## Exercise brief
In the entries below, find every line with "WAFFLE" and copy it.

[Dataset entries]
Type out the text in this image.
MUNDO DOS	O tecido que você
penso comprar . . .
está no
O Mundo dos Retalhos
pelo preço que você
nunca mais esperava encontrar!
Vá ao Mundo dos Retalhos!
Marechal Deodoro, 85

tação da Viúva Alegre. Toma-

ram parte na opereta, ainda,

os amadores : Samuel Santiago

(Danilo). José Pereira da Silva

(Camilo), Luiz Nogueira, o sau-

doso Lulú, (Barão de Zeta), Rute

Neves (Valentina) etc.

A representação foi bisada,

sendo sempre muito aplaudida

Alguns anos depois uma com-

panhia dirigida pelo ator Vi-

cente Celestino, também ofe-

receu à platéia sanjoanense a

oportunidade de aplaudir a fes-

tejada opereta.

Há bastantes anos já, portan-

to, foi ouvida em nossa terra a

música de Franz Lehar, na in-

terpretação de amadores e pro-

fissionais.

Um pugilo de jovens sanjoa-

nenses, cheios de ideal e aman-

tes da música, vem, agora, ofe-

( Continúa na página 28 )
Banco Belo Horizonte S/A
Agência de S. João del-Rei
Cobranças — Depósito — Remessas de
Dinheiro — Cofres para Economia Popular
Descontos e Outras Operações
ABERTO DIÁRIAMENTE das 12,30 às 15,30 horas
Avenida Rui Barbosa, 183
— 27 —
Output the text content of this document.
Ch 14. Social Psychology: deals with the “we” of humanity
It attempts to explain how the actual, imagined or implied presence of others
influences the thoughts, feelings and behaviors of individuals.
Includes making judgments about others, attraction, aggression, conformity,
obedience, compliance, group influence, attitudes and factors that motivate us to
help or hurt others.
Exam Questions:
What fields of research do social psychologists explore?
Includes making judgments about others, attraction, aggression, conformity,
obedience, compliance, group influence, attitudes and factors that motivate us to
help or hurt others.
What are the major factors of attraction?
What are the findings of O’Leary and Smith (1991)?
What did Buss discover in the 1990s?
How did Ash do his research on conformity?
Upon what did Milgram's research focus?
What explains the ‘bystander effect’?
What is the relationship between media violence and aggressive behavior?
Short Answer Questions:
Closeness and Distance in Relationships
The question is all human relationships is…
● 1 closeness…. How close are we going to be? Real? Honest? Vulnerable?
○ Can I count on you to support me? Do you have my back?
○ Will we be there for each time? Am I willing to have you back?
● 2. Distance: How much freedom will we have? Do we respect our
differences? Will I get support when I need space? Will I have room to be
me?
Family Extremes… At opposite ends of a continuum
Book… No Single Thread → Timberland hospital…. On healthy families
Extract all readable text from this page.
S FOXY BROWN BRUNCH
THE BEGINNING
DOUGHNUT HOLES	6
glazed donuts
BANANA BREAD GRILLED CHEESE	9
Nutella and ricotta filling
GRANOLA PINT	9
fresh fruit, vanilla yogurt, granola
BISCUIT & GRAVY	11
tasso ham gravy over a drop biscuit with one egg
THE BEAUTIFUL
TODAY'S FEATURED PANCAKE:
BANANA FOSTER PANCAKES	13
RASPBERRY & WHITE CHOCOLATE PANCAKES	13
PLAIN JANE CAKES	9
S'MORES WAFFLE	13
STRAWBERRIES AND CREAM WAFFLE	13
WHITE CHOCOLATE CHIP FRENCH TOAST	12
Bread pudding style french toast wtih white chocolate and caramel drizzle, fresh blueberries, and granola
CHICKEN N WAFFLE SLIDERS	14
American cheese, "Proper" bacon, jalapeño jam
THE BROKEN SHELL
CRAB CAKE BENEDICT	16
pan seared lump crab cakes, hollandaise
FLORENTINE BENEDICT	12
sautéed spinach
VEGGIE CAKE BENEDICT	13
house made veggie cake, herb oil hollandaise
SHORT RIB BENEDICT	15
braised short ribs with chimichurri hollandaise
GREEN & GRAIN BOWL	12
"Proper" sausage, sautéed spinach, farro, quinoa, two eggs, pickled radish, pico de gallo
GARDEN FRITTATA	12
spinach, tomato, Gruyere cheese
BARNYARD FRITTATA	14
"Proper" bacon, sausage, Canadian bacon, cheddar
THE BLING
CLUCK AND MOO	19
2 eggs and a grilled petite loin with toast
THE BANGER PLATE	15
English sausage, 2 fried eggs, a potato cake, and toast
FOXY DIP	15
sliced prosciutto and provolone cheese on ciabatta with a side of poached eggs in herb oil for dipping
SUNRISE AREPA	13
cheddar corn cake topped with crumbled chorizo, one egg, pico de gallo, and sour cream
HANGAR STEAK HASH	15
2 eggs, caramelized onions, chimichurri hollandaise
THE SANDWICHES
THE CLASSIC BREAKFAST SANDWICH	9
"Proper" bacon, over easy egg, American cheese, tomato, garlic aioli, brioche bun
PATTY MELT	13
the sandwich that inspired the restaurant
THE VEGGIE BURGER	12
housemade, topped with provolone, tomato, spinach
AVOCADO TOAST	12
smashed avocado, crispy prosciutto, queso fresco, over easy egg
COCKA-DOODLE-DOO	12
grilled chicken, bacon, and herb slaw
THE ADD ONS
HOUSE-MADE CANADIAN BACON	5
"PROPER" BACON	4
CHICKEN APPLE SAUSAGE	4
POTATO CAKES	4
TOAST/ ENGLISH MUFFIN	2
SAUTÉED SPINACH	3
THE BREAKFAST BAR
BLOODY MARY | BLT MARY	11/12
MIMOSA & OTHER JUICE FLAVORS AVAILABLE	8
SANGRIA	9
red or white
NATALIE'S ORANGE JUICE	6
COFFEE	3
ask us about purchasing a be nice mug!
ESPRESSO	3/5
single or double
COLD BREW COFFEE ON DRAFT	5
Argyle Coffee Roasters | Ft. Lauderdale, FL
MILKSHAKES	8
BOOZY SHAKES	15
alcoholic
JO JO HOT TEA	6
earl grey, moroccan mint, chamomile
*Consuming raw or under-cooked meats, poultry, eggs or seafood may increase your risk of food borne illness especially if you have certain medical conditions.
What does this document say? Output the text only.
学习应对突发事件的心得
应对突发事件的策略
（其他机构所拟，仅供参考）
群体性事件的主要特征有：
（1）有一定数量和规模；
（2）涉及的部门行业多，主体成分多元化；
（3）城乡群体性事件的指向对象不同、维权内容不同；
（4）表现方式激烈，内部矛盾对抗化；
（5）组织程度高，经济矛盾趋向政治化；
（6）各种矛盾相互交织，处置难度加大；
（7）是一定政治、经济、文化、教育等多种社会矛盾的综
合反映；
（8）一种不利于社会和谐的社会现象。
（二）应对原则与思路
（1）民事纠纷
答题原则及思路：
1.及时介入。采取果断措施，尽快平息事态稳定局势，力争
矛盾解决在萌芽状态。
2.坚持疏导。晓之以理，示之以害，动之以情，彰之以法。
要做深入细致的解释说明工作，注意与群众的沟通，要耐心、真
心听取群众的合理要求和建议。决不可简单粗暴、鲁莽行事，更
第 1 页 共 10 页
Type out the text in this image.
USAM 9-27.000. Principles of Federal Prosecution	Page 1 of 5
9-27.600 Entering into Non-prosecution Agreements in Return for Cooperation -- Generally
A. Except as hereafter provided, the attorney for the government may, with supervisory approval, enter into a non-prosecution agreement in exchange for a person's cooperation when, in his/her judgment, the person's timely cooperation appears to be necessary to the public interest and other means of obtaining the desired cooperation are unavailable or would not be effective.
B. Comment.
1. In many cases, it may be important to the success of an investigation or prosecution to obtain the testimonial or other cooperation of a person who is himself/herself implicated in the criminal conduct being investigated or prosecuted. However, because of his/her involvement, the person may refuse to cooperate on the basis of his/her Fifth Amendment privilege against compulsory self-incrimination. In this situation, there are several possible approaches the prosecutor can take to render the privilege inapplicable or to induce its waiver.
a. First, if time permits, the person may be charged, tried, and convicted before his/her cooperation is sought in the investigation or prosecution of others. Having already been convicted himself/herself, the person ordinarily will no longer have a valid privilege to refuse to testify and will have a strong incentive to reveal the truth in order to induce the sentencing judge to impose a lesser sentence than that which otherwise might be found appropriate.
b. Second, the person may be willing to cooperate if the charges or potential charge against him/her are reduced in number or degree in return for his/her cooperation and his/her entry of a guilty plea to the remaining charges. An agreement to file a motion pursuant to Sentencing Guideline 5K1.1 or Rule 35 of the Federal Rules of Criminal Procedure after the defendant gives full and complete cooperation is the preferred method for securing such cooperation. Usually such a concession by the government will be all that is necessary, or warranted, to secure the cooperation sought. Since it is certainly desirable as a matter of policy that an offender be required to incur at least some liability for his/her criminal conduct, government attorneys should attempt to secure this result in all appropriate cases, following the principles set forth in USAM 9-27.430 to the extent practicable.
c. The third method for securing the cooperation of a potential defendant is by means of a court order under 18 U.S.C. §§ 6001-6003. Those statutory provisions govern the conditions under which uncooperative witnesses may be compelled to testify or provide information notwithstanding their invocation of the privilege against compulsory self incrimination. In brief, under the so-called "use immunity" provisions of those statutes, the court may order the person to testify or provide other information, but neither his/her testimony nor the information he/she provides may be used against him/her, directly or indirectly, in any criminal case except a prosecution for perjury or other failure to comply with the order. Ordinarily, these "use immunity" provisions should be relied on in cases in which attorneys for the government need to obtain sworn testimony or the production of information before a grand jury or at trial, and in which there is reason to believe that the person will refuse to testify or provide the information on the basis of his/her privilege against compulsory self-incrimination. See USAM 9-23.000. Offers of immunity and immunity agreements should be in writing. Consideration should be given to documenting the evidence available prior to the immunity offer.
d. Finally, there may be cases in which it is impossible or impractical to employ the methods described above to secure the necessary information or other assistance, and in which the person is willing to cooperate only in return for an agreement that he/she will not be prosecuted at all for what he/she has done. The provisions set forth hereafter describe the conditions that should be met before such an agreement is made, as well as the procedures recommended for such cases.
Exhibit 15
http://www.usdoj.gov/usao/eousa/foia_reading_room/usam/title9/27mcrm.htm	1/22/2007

## Written response
S'MORES WAFFLE	13
STRAWBERRIES AND CREAM WAFFLE	13
CHICKEN N WAFFLE SLIDERS	14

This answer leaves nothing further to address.